- _What you have to do_
Look through the listing below and give the number of lines that hold "освидетельствования". Say nothing more.

— Start of Supplied data —

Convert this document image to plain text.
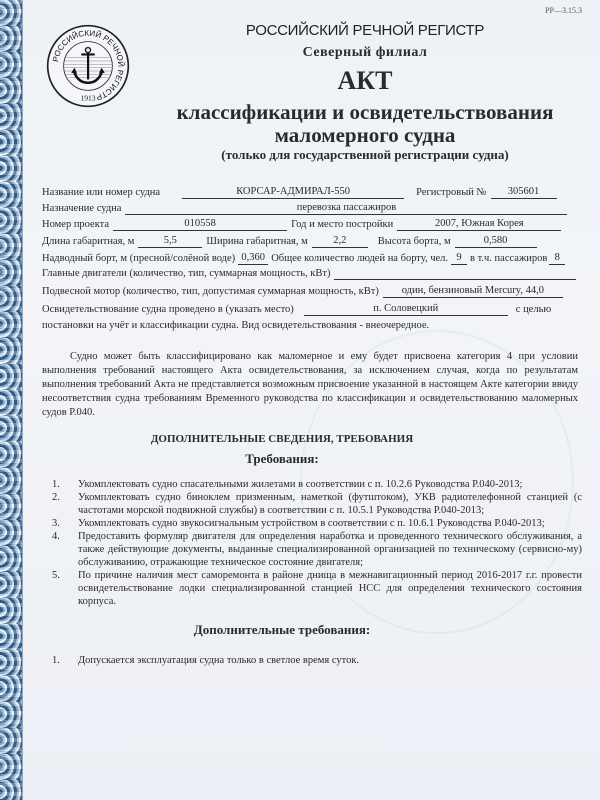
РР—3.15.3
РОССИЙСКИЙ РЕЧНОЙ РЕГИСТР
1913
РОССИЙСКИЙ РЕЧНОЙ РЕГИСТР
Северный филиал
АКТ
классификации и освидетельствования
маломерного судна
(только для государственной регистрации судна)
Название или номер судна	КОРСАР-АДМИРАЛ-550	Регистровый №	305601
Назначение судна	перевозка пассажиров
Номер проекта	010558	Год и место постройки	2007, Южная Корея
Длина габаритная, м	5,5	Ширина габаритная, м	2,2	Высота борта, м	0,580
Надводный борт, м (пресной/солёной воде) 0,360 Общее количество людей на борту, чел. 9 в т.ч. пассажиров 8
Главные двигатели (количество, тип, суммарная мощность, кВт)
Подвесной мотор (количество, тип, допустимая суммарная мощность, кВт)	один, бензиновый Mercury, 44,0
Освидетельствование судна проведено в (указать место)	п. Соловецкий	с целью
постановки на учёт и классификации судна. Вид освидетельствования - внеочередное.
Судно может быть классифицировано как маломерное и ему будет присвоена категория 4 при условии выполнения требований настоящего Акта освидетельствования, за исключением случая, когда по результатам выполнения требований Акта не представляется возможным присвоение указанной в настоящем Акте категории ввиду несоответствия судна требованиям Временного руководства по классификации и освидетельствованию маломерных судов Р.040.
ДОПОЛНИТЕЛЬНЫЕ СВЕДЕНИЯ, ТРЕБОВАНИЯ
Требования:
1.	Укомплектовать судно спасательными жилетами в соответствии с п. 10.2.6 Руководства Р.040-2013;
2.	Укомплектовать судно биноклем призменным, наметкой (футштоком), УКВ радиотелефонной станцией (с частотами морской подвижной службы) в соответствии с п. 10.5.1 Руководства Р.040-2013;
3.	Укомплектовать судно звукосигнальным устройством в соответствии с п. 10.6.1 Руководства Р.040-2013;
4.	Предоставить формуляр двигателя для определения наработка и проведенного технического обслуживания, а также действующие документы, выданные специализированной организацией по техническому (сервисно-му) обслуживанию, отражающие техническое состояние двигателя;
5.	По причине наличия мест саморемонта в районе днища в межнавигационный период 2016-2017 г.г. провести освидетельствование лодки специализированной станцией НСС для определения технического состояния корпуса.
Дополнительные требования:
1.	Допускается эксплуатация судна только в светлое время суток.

— End of Supplied data —

- _Result for this exercise_
3